_Problem details_:
Look for the string "учреждения" and copy every line that has it.

** START Given data **

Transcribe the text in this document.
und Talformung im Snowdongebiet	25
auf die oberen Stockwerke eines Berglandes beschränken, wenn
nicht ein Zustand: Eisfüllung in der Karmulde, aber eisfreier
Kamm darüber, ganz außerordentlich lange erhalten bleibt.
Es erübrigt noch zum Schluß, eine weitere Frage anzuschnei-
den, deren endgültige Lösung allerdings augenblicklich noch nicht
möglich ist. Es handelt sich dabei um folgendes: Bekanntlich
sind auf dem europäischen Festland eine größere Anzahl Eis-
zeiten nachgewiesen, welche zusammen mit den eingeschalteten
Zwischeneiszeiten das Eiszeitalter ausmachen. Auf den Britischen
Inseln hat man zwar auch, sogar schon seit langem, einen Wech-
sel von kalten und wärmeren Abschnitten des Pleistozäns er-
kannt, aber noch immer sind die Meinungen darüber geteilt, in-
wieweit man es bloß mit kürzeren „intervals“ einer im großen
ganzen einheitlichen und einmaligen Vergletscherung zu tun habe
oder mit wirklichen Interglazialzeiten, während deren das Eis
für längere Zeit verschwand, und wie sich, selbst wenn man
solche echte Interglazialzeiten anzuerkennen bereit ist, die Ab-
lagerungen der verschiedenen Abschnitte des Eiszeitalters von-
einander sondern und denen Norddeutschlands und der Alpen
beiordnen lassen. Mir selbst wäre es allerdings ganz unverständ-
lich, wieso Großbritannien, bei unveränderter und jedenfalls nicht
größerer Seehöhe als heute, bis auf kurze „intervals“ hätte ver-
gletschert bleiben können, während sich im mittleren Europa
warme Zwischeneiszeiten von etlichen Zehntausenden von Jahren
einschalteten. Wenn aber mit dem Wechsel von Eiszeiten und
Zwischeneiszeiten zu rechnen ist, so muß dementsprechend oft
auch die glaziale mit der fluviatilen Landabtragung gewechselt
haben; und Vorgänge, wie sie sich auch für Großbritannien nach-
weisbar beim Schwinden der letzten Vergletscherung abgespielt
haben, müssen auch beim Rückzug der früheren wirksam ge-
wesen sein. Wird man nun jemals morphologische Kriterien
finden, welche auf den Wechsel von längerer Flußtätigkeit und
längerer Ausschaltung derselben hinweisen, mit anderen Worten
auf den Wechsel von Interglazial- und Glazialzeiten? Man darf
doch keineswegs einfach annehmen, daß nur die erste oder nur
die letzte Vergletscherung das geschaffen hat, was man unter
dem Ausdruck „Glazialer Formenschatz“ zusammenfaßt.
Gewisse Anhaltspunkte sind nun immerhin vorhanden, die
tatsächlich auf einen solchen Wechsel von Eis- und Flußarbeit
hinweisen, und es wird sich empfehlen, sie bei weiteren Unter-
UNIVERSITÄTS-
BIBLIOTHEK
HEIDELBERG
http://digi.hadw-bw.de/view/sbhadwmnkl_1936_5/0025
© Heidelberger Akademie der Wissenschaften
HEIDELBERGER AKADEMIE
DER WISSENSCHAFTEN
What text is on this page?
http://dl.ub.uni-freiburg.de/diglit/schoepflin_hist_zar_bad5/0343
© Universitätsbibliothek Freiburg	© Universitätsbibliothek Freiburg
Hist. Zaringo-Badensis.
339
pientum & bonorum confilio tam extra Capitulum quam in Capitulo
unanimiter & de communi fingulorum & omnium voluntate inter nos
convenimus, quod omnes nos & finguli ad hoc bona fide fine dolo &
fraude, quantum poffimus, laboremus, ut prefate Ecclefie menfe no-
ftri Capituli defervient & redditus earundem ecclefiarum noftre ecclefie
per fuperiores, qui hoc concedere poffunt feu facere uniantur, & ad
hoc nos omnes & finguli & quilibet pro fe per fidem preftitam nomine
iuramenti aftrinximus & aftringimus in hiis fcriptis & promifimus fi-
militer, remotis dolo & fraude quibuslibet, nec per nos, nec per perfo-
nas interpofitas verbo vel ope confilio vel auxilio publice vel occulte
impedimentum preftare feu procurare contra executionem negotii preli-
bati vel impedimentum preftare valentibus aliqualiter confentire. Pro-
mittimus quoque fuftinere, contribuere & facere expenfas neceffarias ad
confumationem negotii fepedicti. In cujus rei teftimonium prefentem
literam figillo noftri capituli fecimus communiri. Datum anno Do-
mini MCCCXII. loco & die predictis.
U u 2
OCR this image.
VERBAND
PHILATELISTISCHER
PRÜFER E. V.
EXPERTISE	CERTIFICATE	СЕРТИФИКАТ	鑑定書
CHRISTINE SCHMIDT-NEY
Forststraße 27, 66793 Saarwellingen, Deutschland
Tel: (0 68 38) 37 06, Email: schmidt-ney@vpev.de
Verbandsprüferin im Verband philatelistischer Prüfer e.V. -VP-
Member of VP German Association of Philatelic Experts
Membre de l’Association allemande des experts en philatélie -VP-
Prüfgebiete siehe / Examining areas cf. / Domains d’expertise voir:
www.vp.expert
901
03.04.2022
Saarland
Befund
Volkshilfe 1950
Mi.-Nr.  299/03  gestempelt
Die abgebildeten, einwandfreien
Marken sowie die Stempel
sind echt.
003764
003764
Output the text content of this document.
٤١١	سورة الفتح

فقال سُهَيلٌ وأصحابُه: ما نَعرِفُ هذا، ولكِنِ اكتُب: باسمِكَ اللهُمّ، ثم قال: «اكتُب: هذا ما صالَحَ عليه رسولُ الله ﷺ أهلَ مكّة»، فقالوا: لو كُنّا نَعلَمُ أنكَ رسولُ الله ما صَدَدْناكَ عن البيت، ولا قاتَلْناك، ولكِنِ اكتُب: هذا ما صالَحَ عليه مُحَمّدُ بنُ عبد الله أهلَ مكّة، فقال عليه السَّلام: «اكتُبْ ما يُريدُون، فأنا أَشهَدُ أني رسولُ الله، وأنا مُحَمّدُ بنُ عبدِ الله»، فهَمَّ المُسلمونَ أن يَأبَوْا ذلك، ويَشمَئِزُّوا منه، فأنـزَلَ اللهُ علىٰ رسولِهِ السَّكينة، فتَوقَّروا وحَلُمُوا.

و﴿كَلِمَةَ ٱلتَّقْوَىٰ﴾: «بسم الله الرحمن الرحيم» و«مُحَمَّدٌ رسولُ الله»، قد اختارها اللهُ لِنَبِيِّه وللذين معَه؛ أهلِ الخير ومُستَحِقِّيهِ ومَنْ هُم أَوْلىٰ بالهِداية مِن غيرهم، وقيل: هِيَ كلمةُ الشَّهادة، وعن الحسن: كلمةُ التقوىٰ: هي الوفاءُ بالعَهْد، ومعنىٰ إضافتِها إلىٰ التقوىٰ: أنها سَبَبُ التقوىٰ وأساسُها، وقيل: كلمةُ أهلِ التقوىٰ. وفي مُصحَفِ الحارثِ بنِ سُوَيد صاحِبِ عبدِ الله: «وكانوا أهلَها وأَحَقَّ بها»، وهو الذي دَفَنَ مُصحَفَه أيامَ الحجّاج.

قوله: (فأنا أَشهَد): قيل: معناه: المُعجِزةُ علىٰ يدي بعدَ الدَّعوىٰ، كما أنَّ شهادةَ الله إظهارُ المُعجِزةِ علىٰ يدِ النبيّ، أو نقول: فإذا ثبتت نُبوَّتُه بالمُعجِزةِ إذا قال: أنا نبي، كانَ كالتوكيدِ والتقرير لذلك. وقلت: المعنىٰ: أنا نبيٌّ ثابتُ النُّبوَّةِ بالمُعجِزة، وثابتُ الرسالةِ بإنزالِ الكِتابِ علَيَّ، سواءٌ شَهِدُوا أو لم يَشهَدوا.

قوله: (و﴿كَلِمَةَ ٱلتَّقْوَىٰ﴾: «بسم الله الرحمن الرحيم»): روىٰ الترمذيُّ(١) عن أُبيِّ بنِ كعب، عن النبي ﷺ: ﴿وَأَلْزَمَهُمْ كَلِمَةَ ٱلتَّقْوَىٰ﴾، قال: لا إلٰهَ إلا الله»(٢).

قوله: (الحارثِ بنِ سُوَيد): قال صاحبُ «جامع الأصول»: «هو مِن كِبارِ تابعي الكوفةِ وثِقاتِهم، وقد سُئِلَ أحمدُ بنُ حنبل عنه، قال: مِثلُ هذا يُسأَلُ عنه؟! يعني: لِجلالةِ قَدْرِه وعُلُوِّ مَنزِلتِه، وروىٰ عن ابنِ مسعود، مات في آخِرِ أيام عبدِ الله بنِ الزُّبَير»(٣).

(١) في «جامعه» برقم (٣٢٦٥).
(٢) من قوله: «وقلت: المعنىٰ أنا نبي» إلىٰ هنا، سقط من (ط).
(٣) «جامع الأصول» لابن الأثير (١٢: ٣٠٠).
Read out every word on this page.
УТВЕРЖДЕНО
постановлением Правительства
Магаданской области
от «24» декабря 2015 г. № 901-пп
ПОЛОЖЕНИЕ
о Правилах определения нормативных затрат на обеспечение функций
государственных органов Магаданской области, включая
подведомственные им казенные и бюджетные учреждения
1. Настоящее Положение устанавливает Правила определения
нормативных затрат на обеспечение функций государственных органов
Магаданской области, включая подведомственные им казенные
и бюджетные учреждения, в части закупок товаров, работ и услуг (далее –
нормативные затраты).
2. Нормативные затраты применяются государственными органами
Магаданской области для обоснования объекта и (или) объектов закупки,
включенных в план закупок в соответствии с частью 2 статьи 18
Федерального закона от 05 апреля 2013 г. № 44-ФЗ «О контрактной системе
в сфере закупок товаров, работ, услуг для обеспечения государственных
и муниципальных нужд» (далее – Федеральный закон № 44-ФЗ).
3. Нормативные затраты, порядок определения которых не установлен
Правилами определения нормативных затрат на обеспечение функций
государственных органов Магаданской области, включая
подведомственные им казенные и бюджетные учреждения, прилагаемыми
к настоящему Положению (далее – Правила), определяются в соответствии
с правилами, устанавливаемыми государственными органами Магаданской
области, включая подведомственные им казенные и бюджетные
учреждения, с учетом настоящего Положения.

** END Given data **

_In response_:
подведомственные им казенные и бюджетные учреждения
и бюджетные учреждения, в части закупок товаров, работ и услуг (далее –
подведомственные им казенные и бюджетные учреждения, прилагаемыми
учреждения, с учетом настоящего Положения.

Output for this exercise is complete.